• **Written problem**
From the listing below, select every line where the word "Points" appears.

* * * * * * *

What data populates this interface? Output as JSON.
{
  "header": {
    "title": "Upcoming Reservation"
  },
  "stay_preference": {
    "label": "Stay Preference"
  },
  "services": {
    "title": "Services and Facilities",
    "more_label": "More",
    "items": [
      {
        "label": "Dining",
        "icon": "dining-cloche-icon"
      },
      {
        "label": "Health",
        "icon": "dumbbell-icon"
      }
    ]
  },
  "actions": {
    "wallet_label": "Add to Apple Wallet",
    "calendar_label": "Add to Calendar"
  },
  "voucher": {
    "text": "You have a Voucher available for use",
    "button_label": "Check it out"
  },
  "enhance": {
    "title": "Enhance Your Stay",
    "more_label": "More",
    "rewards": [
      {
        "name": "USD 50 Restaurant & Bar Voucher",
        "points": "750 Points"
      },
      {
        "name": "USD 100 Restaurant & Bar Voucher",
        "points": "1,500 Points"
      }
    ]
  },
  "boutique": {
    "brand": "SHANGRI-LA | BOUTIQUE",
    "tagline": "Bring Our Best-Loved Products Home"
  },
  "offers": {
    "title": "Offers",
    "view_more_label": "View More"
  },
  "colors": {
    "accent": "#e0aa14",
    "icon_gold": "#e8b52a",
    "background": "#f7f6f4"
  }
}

* * * * * * *

• **Task solution**
        "points": "750 Points"
        "points": "1,500 Points"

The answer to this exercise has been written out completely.